> [RECORDS FOR THE TASK]
((
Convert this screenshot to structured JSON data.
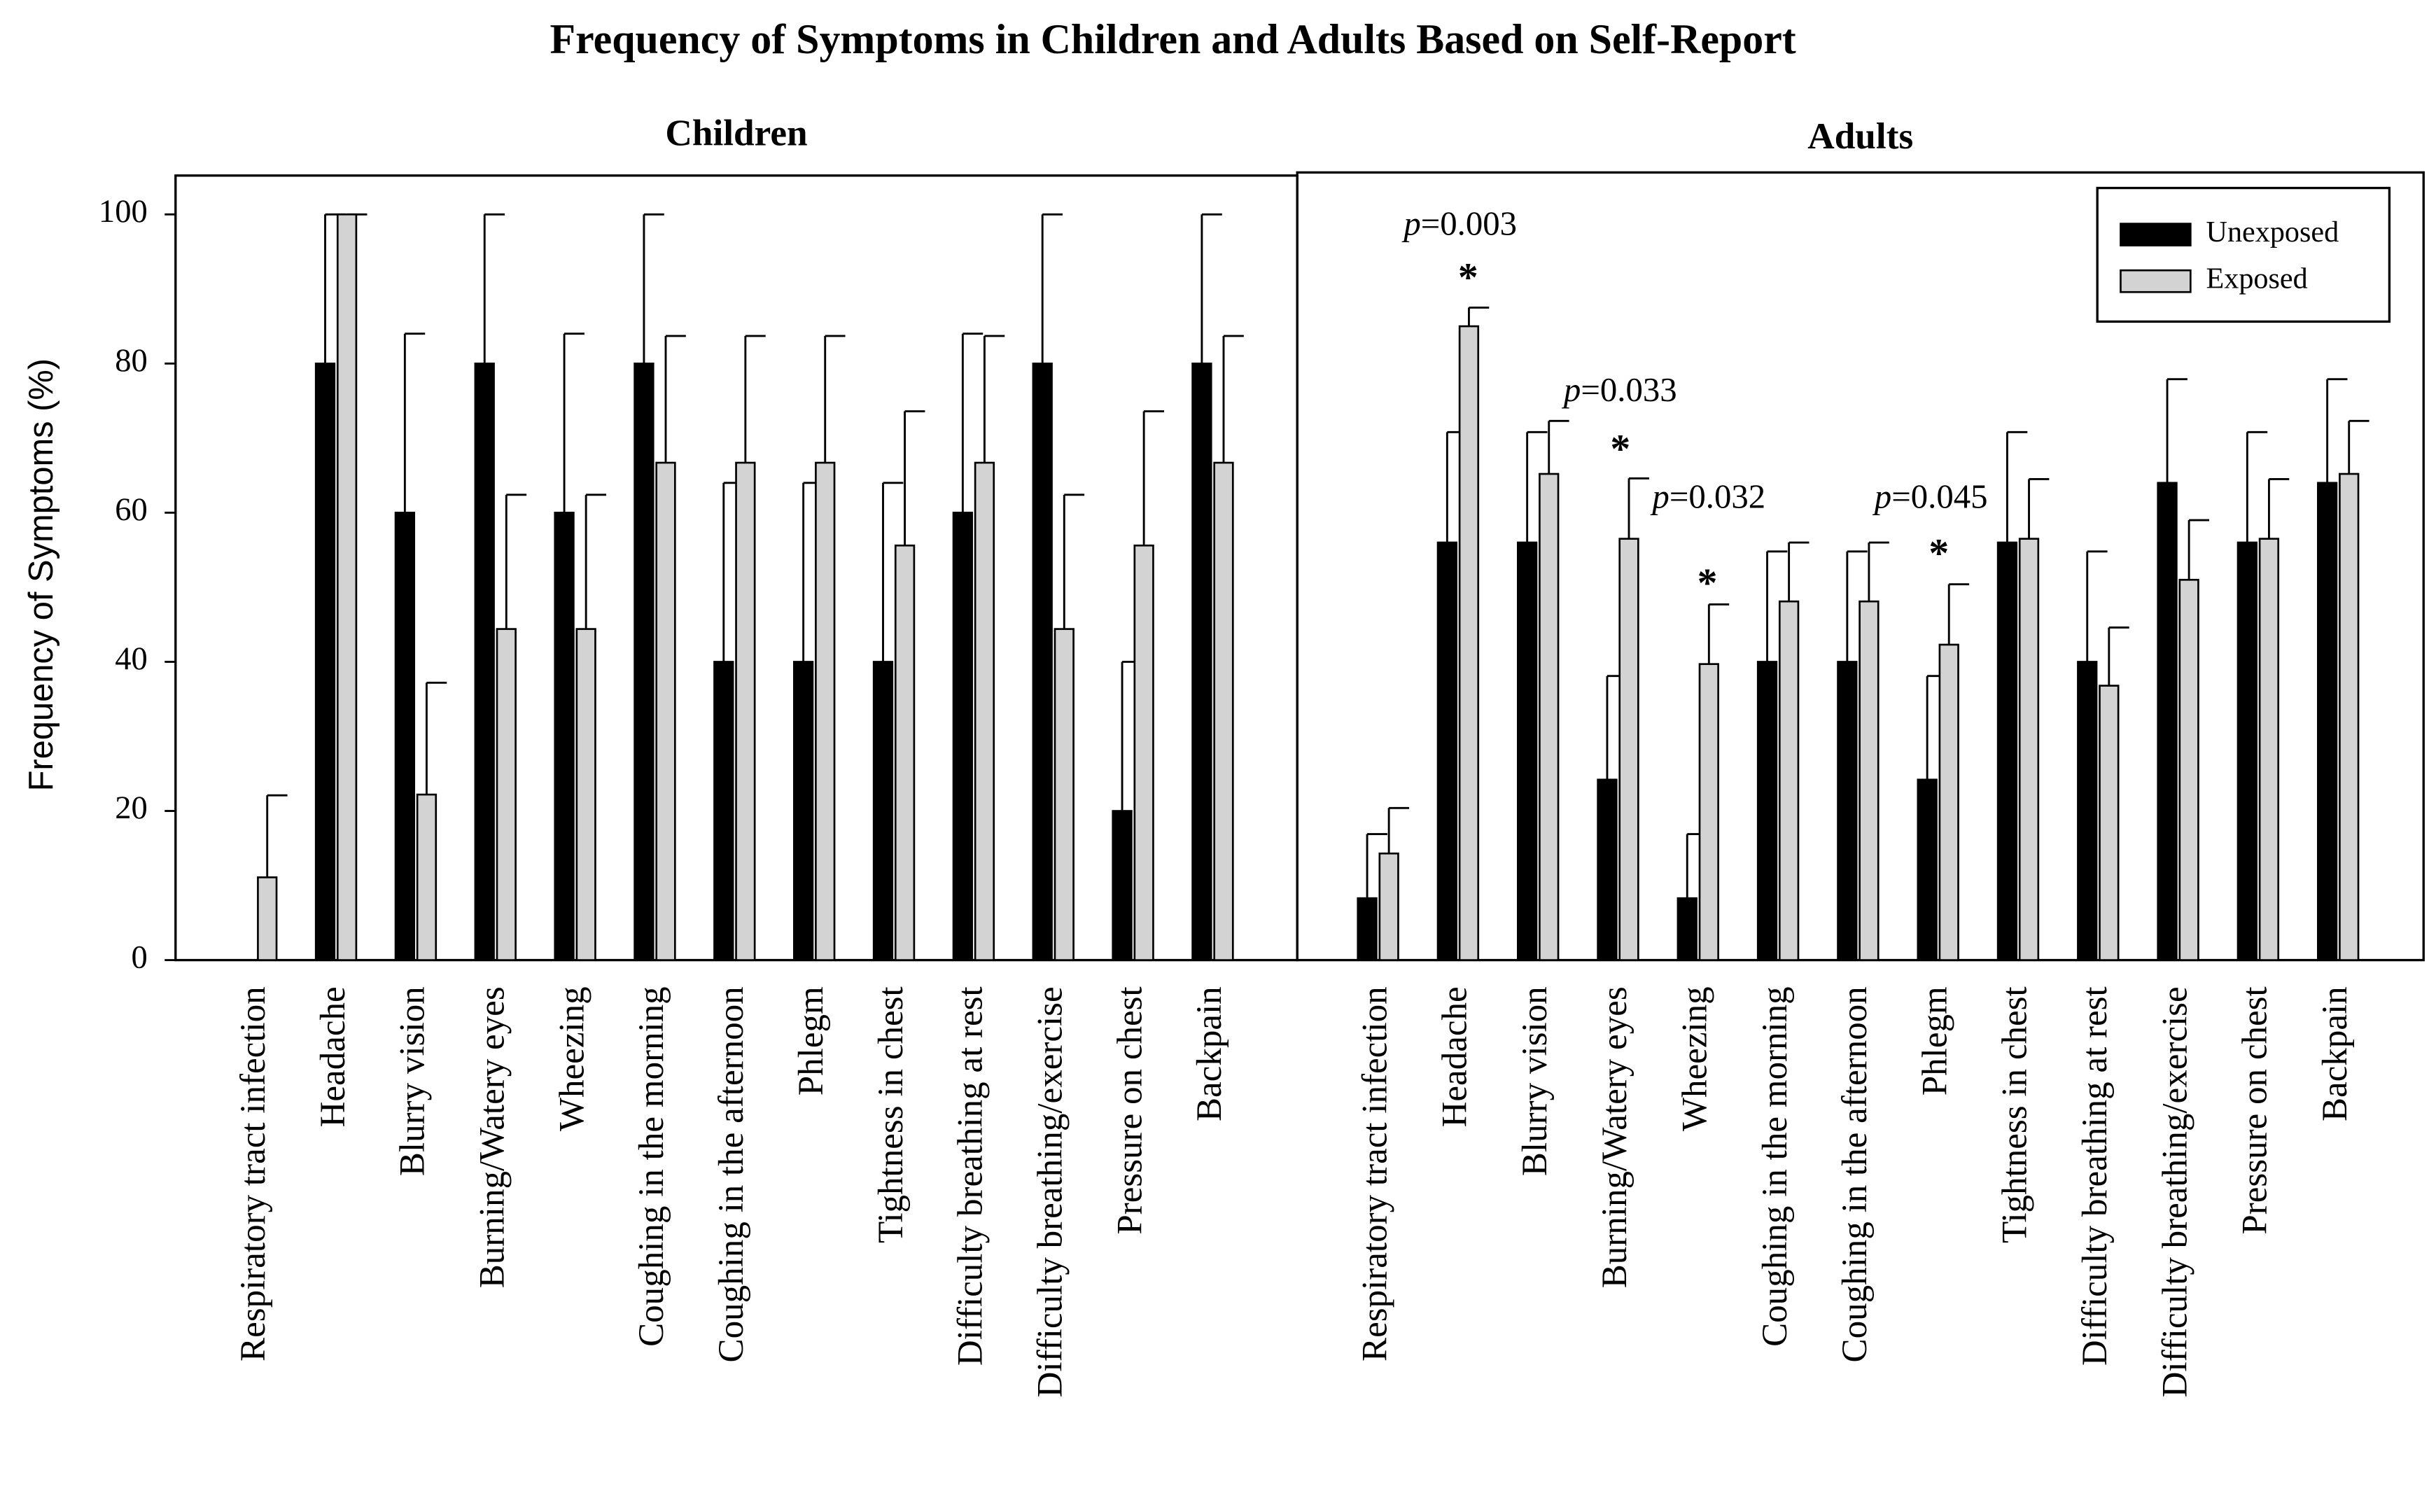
{
  "title": "Frequency of Symptoms in Children and Adults Based on Self-Report",
  "chart_data": [
    {
      "type": "bar",
      "title": "Children",
      "ylabel": "Frequency of Symptoms (%)",
      "categories": [
        "Respiratory tract infection",
        "Headache",
        "Blurry vision",
        "Burning/Watery eyes",
        "Wheezing",
        "Coughing in the morning",
        "Coughing in the afternoon",
        "Phlegm",
        "Tightness in chest",
        "Difficulty breathing at rest",
        "Difficulty breathing/exercise",
        "Pressure on chest",
        "Backpain"
      ],
      "series": [
        {
          "name": "Unexposed",
          "color": "#000000",
          "values": [
            0,
            80,
            60,
            80,
            60,
            80,
            40,
            40,
            40,
            60,
            80,
            20,
            80
          ],
          "errors": [
            0,
            20,
            24,
            20,
            24,
            20,
            24,
            24,
            24,
            24,
            20,
            20,
            20
          ]
        },
        {
          "name": "Exposed",
          "color": "#d3d3d3",
          "values": [
            11.1,
            100,
            22.2,
            44.4,
            44.4,
            66.7,
            66.7,
            66.7,
            55.6,
            66.7,
            44.4,
            55.6,
            66.7
          ],
          "errors": [
            11,
            0,
            15,
            18,
            18,
            17,
            17,
            17,
            18,
            17,
            18,
            18,
            17
          ]
        }
      ],
      "ylim": [
        0,
        100
      ],
      "yticks": [
        0,
        20,
        40,
        60,
        80,
        100
      ]
    },
    {
      "type": "bar",
      "title": "Adults",
      "categories": [
        "Respiratory tract infection",
        "Headache",
        "Blurry vision",
        "Burning/Watery eyes",
        "Wheezing",
        "Coughing in the morning",
        "Coughing in the afternoon",
        "Phlegm",
        "Tightness in chest",
        "Difficulty breathing at rest",
        "Difficulty breathing/exercise",
        "Pressure on chest",
        "Backpain"
      ],
      "series": [
        {
          "name": "Unexposed",
          "color": "#000000",
          "values": [
            8.3,
            56,
            56,
            24.2,
            8.3,
            40,
            40,
            24.2,
            56,
            40,
            64,
            56,
            64
          ],
          "errors": [
            8.6,
            14.8,
            14.8,
            13.9,
            8.6,
            14.8,
            14.8,
            13.9,
            14.8,
            14.8,
            13.9,
            14.8,
            13.9
          ]
        },
        {
          "name": "Exposed",
          "color": "#d3d3d3",
          "values": [
            14.3,
            85,
            65.2,
            56.5,
            39.7,
            48.1,
            48.1,
            42.3,
            56.5,
            36.8,
            51,
            56.5,
            65.2
          ],
          "errors": [
            6.1,
            2.5,
            7.1,
            8.1,
            8,
            7.9,
            7.9,
            8.1,
            8,
            7.8,
            8,
            8,
            7.1
          ]
        }
      ],
      "ylim": [
        0,
        100
      ],
      "legend": "upper right",
      "annotations": [
        "p=0.003",
        "*",
        "p=0.033",
        "*",
        "p=0.032",
        "*",
        "p=0.045",
        "*"
      ]
    }
  ]
}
))
> [GIVEN PROBLEM] Images must not appear in the copy; reproduce everything else in the records verbatim.

> [OUTPUT FOR THIS TASK]
Convert this screenshot to structured JSON data.
{
  "title": "Frequency of Symptoms in Children and Adults Based on Self-Report",
  "chart_data": [
    {
      "type": "bar",
      "title": "Children",
      "ylabel": "Frequency of Symptoms (%)",
      "categories": [
        "Respiratory tract infection",
        "Headache",
        "Blurry vision",
        "Burning/Watery eyes",
        "Wheezing",
        "Coughing in the morning",
        "Coughing in the afternoon",
        "Phlegm",
        "Tightness in chest",
        "Difficulty breathing at rest",
        "Difficulty breathing/exercise",
        "Pressure on chest",
        "Backpain"
      ],
      "series": [
        {
          "name": "Unexposed",
          "color": "#000000",
          "values": [
            0,
            80,
            60,
            80,
            60,
            80,
            40,
            40,
            40,
            60,
            80,
            20,
            80
          ],
          "errors": [
            0,
            20,
            24,
            20,
            24,
            20,
            24,
            24,
            24,
            24,
            20,
            20,
            20
          ]
        },
        {
          "name": "Exposed",
          "color": "#d3d3d3",
          "values": [
            11.1,
            100,
            22.2,
            44.4,
            44.4,
            66.7,
            66.7,
            66.7,
            55.6,
            66.7,
            44.4,
            55.6,
            66.7
          ],
          "errors": [
            11,
            0,
            15,
            18,
            18,
            17,
            17,
            17,
            18,
            17,
            18,
            18,
            17
          ]
        }
      ],
      "ylim": [
        0,
        100
      ],
      "yticks": [
        0,
        20,
        40,
        60,
        80,
        100
      ]
    },
    {
      "type": "bar",
      "title": "Adults",
      "categories": [
        "Respiratory tract infection",
        "Headache",
        "Blurry vision",
        "Burning/Watery eyes",
        "Wheezing",
        "Coughing in the morning",
        "Coughing in the afternoon",
        "Phlegm",
        "Tightness in chest",
        "Difficulty breathing at rest",
        "Difficulty breathing/exercise",
        "Pressure on chest",
        "Backpain"
      ],
      "series": [
        {
          "name": "Unexposed",
          "color": "#000000",
          "values": [
            8.3,
            56,
            56,
            24.2,
            8.3,
            40,
            40,
            24.2,
            56,
            40,
            64,
            56,
            64
          ],
          "errors": [
            8.6,
            14.8,
            14.8,
            13.9,
            8.6,
            14.8,
            14.8,
            13.9,
            14.8,
            14.8,
            13.9,
            14.8,
            13.9
          ]
        },
        {
          "name": "Exposed",
          "color": "#d3d3d3",
          "values": [
            14.3,
            85,
            65.2,
            56.5,
            39.7,
            48.1,
            48.1,
            42.3,
            56.5,
            36.8,
            51,
            56.5,
            65.2
          ],
          "errors": [
            6.1,
            2.5,
            7.1,
            8.1,
            8,
            7.9,
            7.9,
            8.1,
            8,
            7.8,
            8,
            8,
            7.1
          ]
        }
      ],
      "ylim": [
        0,
        100
      ],
      "legend": "upper right",
      "annotations": [
        "p=0.003",
        "*",
        "p=0.033",
        "*",
        "p=0.032",
        "*",
        "p=0.045",
        "*"
      ]
    }
  ]
}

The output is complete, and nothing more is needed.